**DIRECTION**
Reproduce every entry exactly, without alteration.

**DATA EXCERPTS**
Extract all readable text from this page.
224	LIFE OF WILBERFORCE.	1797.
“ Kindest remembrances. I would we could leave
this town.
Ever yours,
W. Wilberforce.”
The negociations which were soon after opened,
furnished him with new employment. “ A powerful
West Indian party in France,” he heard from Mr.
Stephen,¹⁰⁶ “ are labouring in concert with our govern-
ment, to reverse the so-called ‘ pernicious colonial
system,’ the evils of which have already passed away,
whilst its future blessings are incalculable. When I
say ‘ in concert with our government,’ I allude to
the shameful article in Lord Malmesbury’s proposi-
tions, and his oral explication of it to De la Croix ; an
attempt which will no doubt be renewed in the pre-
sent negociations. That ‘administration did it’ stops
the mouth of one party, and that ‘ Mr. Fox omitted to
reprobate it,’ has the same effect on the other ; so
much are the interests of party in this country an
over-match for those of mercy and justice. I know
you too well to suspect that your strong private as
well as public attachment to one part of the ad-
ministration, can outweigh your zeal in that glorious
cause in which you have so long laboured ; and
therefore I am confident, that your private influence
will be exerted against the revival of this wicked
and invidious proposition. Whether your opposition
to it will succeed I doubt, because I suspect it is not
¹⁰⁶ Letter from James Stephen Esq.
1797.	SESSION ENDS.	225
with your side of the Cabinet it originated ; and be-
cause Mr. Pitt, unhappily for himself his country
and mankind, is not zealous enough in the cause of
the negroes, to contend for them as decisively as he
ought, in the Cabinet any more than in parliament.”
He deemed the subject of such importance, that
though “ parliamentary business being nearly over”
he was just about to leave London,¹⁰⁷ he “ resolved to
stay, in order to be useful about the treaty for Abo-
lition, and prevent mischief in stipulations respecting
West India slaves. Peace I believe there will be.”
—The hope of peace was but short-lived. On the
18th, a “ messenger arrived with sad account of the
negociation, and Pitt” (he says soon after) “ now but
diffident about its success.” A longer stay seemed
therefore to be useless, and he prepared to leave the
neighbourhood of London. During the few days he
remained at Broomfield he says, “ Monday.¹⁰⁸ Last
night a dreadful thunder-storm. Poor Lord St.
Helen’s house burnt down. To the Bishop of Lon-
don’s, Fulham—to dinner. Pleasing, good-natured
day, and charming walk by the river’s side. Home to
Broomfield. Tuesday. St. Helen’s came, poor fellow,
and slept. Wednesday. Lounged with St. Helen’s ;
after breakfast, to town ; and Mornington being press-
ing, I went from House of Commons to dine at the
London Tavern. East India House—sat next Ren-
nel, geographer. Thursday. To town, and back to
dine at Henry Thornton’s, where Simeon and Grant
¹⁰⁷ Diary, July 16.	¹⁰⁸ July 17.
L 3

**THE RESULT**
Extract all readable text from this page.
224	LIFE OF WILBERFORCE.	1797.
“ Kindest remembrances. I would we could leave
this town.
Ever yours,
W. Wilberforce.”
The negociations which were soon after opened,
furnished him with new employment. “ A powerful
West Indian party in France,” he heard from Mr.
Stephen,¹⁰⁶ “ are labouring in concert with our govern-
ment, to reverse the so-called ‘ pernicious colonial
system,’ the evils of which have already passed away,
whilst its future blessings are incalculable. When I
say ‘ in concert with our government,’ I allude to
the shameful article in Lord Malmesbury’s proposi-
tions, and his oral explication of it to De la Croix ; an
attempt which will no doubt be renewed in the pre-
sent negociations. That ‘administration did it’ stops
the mouth of one party, and that ‘ Mr. Fox omitted to
reprobate it,’ has the same effect on the other ; so
much are the interests of party in this country an
over-match for those of mercy and justice. I know
you too well to suspect that your strong private as
well as public attachment to one part of the ad-
ministration, can outweigh your zeal in that glorious
cause in which you have so long laboured ; and
therefore I am confident, that your private influence
will be exerted against the revival of this wicked
and invidious proposition. Whether your opposition
to it will succeed I doubt, because I suspect it is not
¹⁰⁶ Letter from James Stephen Esq.
1797.	SESSION ENDS.	225
with your side of the Cabinet it originated ; and be-
cause Mr. Pitt, unhappily for himself his country
and mankind, is not zealous enough in the cause of
the negroes, to contend for them as decisively as he
ought, in the Cabinet any more than in parliament.”
He deemed the subject of such importance, that
though “ parliamentary business being nearly over”
he was just about to leave London,¹⁰⁷ he “ resolved to
stay, in order to be useful about the treaty for Abo-
lition, and prevent mischief in stipulations respecting
West India slaves. Peace I believe there will be.”
—The hope of peace was but short-lived. On the
18th, a “ messenger arrived with sad account of the
negociation, and Pitt” (he says soon after) “ now but
diffident about its success.” A longer stay seemed
therefore to be useless, and he prepared to leave the
neighbourhood of London. During the few days he
remained at Broomfield he says, “ Monday.¹⁰⁸ Last
night a dreadful thunder-storm. Poor Lord St.
Helen’s house burnt down. To the Bishop of Lon-
don’s, Fulham—to dinner. Pleasing, good-natured
day, and charming walk by the river’s side. Home to
Broomfield. Tuesday. St. Helen’s came, poor fellow,
and slept. Wednesday. Lounged with St. Helen’s ;
after breakfast, to town ; and Mornington being press-
ing, I went from House of Commons to dine at the
London Tavern. East India House—sat next Ren-
nel, geographer. Thursday. To town, and back to
dine at Henry Thornton’s, where Simeon and Grant
¹⁰⁷ Diary, July 16.	¹⁰⁸ July 17.
L 3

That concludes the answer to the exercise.